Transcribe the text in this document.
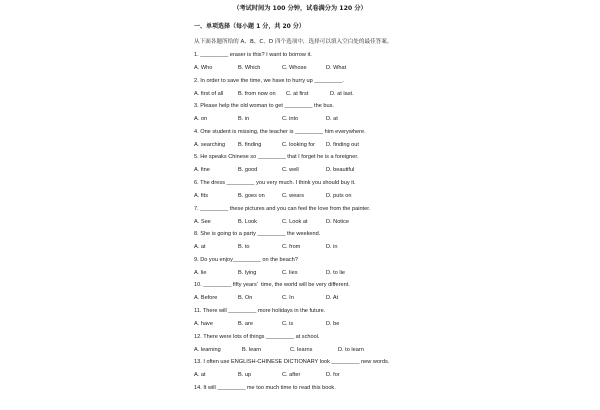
（考试时间为 100 分钟，试卷满分为 120 分）
一、单项选择（每小题 1 分，共 20 分）
从下面各题所给的 A、B、C、D 四个选项中，选择可以填入空白处的最佳答案。
1. _________ eraser is this? I want to borrow it.
A. Who	B. Which	C. Whose	D. What
2. In order to save the time, we have to hurry up _________.
A. first of all	B. from now on C. at first	D. at last.
3. Please help the old woman to get _________ the bus.
A. on	B. in	C. into	D. at
4. One student is missing, the teacher is _________ him everywhere.
A. searching B. finding	C. looking for D. finding out
5. He speaks Chinese so _________ that I forget he is a foreigner.
A. fine	B. good	C. well	D. beautiful
6. The dress _________ you very much. I think you should buy it.
A. fits	B. goes on	C. wears	D. puts on
7. _________ these pictures and you can feel the love from the painter.
A. See	B. Look	C. Look at	D. Notice
8. She is going to a party _________ the weekend.
A. at	B. to	C. from	D. in
9. Do you enjoy_________ on the beach?
A. lie	B. lying	C. lies	D. to lie
10. _________ fifty years'  time, the world will be very different.
A. Before	B. On	C. In	D. At
11. There will _________ more holidays in the future.
A. have	B. are	C. is	D. be
12. There were lots of things _________ at school.
A. learning	B. learn	C. learns	D. to learn
13. I often use ENGLISH-CHINESE DICTIONARY look _________ new words.
A. at	B. up	C. after	D. for
14. It will _________ me too much time to read this book.
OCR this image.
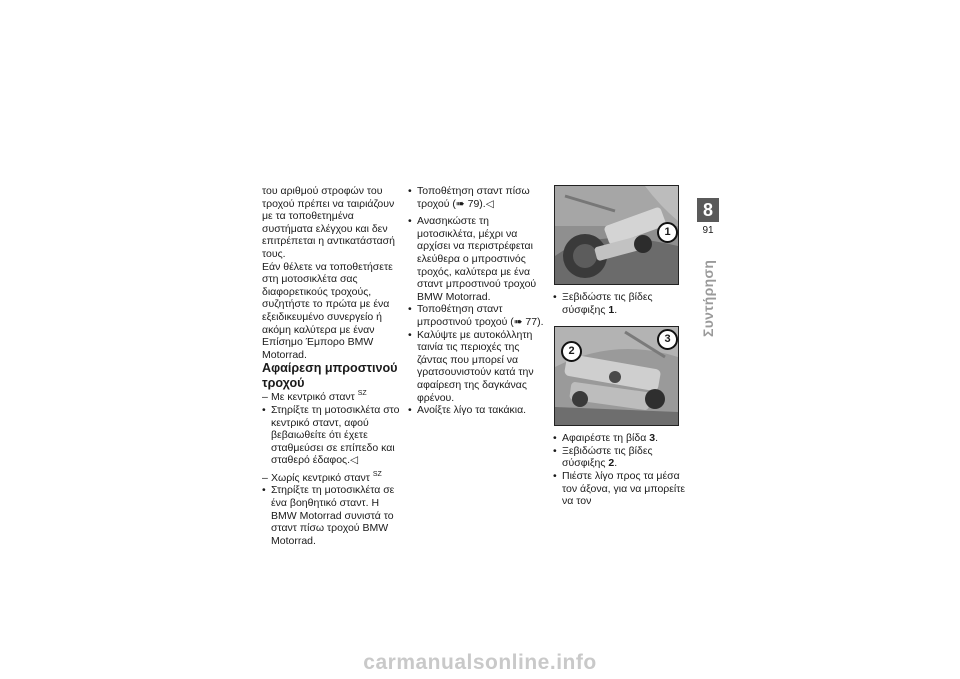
του αριθμού στροφών του τροχού πρέπει να ταιριάζουν με τα τοποθετημένα συστήματα ελέγχου και δεν επιτρέπεται η αντικατάστασή τους.

Εάν θέλετε να τοποθετήσετε στη μοτοσικλέτα σας διαφορετικούς τροχούς, συζητήστε το πρώτα με ένα εξειδικευμένο συνεργείο ή ακόμη καλύτερα με έναν Επίσημο Έμπορο BMW Motorrad.

Αφαίρεση μπροστινού τροχού

– Με κεντρικό σταντ $^{SZ}$

• Στηρίξτε τη μοτοσικλέτα στο κεντρικό σταντ, αφού βεβαιωθείτε ότι έχετε σταθμεύσει σε επίπεδο και σταθερό έδαφος.◁

– Χωρίς κεντρικό σταντ $^{SZ}$

• Στηρίξτε τη μοτοσικλέτα σε ένα βοηθητικό σταντ. Η BMW Motorrad συνιστά το σταντ πίσω τροχού BMW Motorrad.

• Τοποθέτηση σταντ πίσω τροχού (➠ 79).◁

• Ανασηκώστε τη μοτοσικλέτα, μέχρι να αρχίσει να περιστρέφεται ελεύθερα ο μπροστινός τροχός, καλύτερα με ένα σταντ μπροστινού τροχού BMW Motorrad.

• Τοποθέτηση σταντ μπροστινού τροχού (➠ 77).

• Καλύψτε με αυτοκόλλητη ταινία τις περιοχές της ζάντας που μπορεί να γρατσουνιστούν κατά την αφαίρεση της δαγκάνας φρένου.

• Ανοίξτε λίγο τα τακάκια.

1

• Ξεβιδώστε τις βίδες σύσφιξης 1.

2
3

• Αφαιρέστε τη βίδα 3.

• Ξεβιδώστε τις βίδες σύσφιξης 2.

• Πιέστε λίγο προς τα μέσα τον άξονα, για να μπορείτε να τον

8
91
Συντήρηση
carmanualsonline.info
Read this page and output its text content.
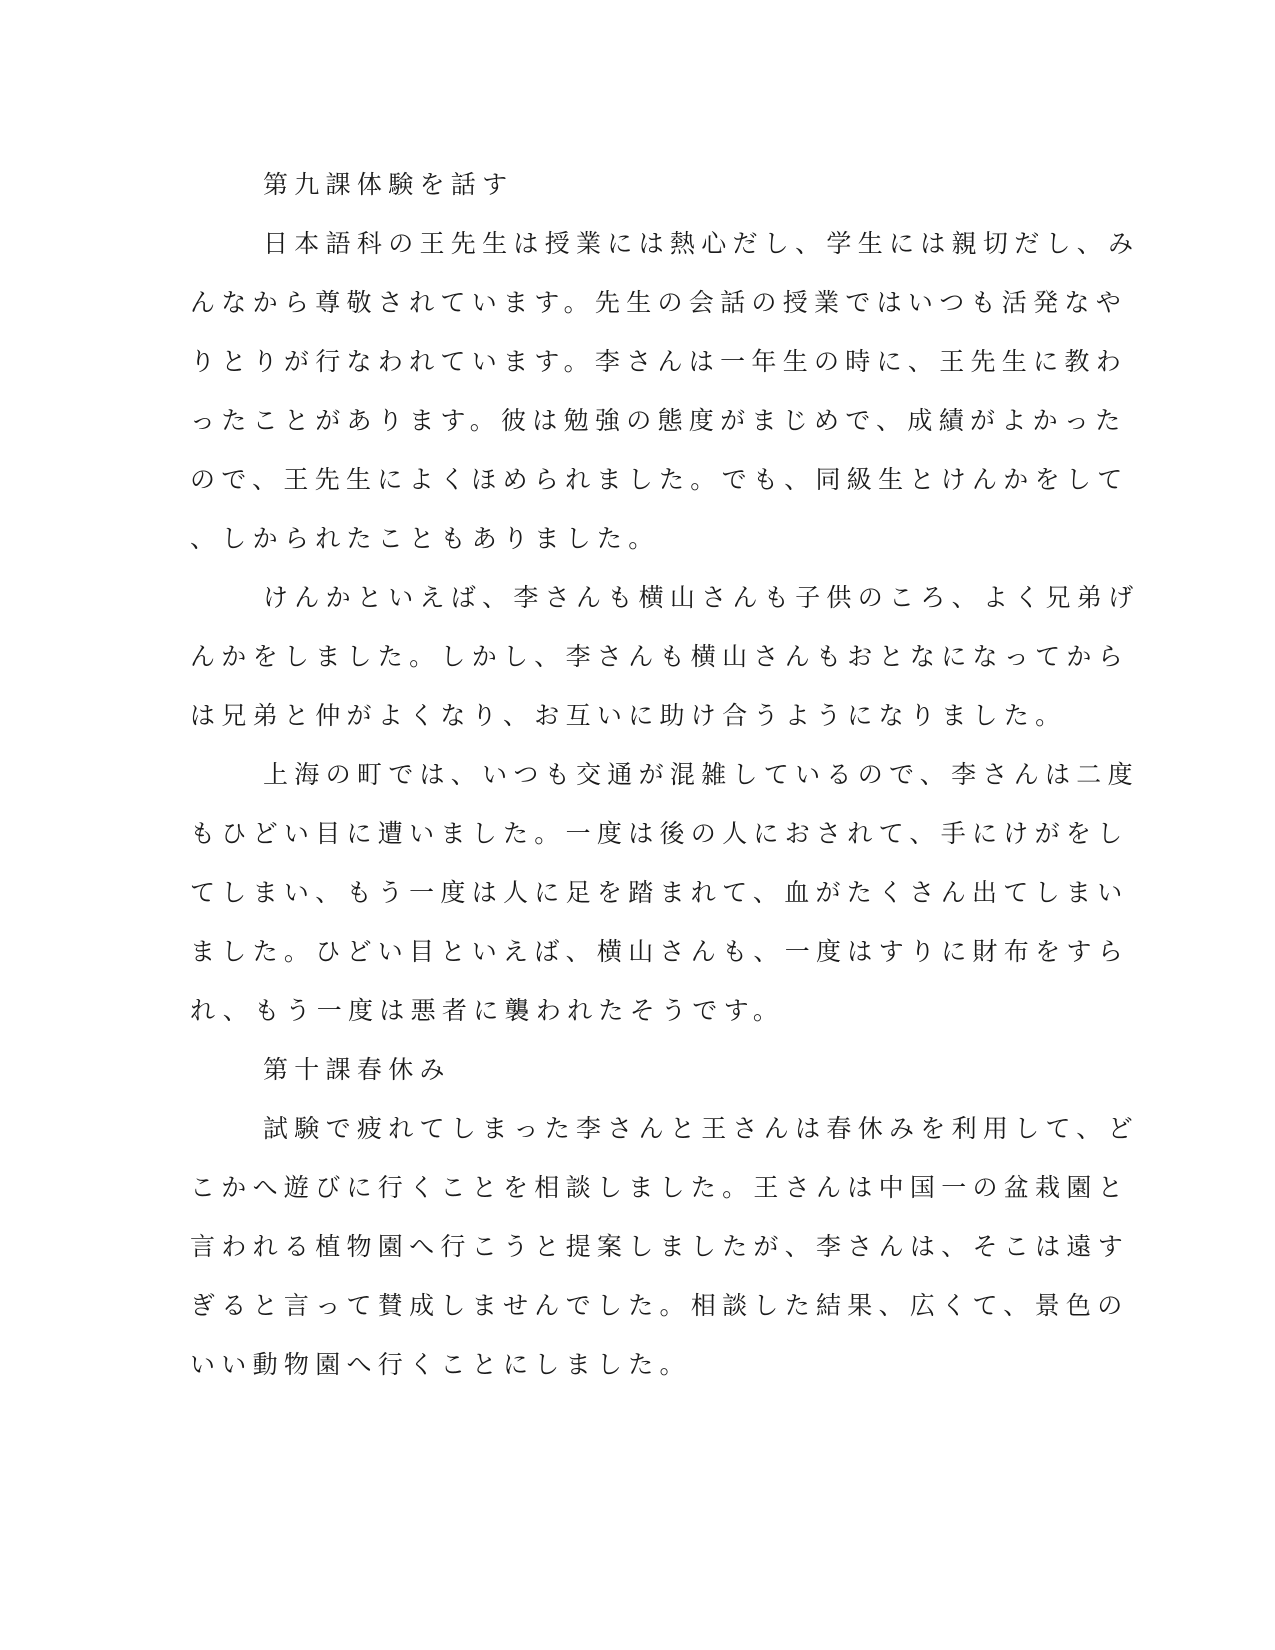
第九課体験を話す
日本語科の王先生は授業には熱心だし、学生には親切だし、み
んなから尊敬されています。先生の会話の授業ではいつも活発なや
りとりが行なわれています。李さんは一年生の時に、王先生に教わ
ったことがあります。彼は勉強の態度がまじめで、成績がよかった
ので、王先生によくほめられました。でも、同級生とけんかをして
、しかられたこともありました。
けんかといえば、李さんも横山さんも子供のころ、よく兄弟げ
んかをしました。しかし、李さんも横山さんもおとなになってから
は兄弟と仲がよくなり、お互いに助け合うようになりました。
上海の町では、いつも交通が混雑しているので、李さんは二度
もひどい目に遭いました。一度は後の人におされて、手にけがをし
てしまい、もう一度は人に足を踏まれて、血がたくさん出てしまい
ました。ひどい目といえば、横山さんも、一度はすりに財布をすら
れ、もう一度は悪者に襲われたそうです。
第十課春休み
試験で疲れてしまった李さんと王さんは春休みを利用して、ど
こかへ遊びに行くことを相談しました。王さんは中国一の盆栽園と
言われる植物園へ行こうと提案しましたが、李さんは、そこは遠す
ぎると言って賛成しませんでした。相談した結果、広くて、景色の
いい動物園へ行くことにしました。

·····

## Exercise objective:
The lines to be extracted begin at the line containing "OCR this image." and continue through the final line of the material above, both ends included. Reproduce them exactly, without the pictures.

## Answer to the task:
OCR this image.
του αριθμού στροφών του τροχού πρέπει να ταιριάζουν με τα τοποθετημένα συστήματα ελέγχου και δεν επιτρέπεται η αντικατάστασή τους.

Εάν θέλετε να τοποθετήσετε στη μοτοσικλέτα σας διαφορετικούς τροχούς, συζητήστε το πρώτα με ένα εξειδικευμένο συνεργείο ή ακόμη καλύτερα με έναν Επίσημο Έμπορο BMW Motorrad.

Αφαίρεση μπροστινού τροχού

– Με κεντρικό σταντ $^{SZ}$

• Στηρίξτε τη μοτοσικλέτα στο κεντρικό σταντ, αφού βεβαιωθείτε ότι έχετε σταθμεύσει σε επίπεδο και σταθερό έδαφος.◁

– Χωρίς κεντρικό σταντ $^{SZ}$

• Στηρίξτε τη μοτοσικλέτα σε ένα βοηθητικό σταντ. Η BMW Motorrad συνιστά το σταντ πίσω τροχού BMW Motorrad.

• Τοποθέτηση σταντ πίσω τροχού (➠ 79).◁

• Ανασηκώστε τη μοτοσικλέτα, μέχρι να αρχίσει να περιστρέφεται ελεύθερα ο μπροστινός τροχός, καλύτερα με ένα σταντ μπροστινού τροχού BMW Motorrad.

• Τοποθέτηση σταντ μπροστινού τροχού (➠ 77).

• Καλύψτε με αυτοκόλλητη ταινία τις περιοχές της ζάντας που μπορεί να γρατσουνιστούν κατά την αφαίρεση της δαγκάνας φρένου.

• Ανοίξτε λίγο τα τακάκια.

1

• Ξεβιδώστε τις βίδες σύσφιξης 1.

2
3

• Αφαιρέστε τη βίδα 3.

• Ξεβιδώστε τις βίδες σύσφιξης 2.

• Πιέστε λίγο προς τα μέσα τον άξονα, για να μπορείτε να τον

8
91
Συντήρηση
carmanualsonline.info
Read this page and output its text content.
第九課体験を話す
日本語科の王先生は授業には熱心だし、学生には親切だし、み
んなから尊敬されています。先生の会話の授業ではいつも活発なや
りとりが行なわれています。李さんは一年生の時に、王先生に教わ
ったことがあります。彼は勉強の態度がまじめで、成績がよかった
ので、王先生によくほめられました。でも、同級生とけんかをして
、しかられたこともありました。
けんかといえば、李さんも横山さんも子供のころ、よく兄弟げ
んかをしました。しかし、李さんも横山さんもおとなになってから
は兄弟と仲がよくなり、お互いに助け合うようになりました。
上海の町では、いつも交通が混雑しているので、李さんは二度
もひどい目に遭いました。一度は後の人におされて、手にけがをし
てしまい、もう一度は人に足を踏まれて、血がたくさん出てしまい
ました。ひどい目といえば、横山さんも、一度はすりに財布をすら
れ、もう一度は悪者に襲われたそうです。
第十課春休み
試験で疲れてしまった李さんと王さんは春休みを利用して、ど
こかへ遊びに行くことを相談しました。王さんは中国一の盆栽園と
言われる植物園へ行こうと提案しましたが、李さんは、そこは遠す
ぎると言って賛成しませんでした。相談した結果、広くて、景色の
いい動物園へ行くことにしました。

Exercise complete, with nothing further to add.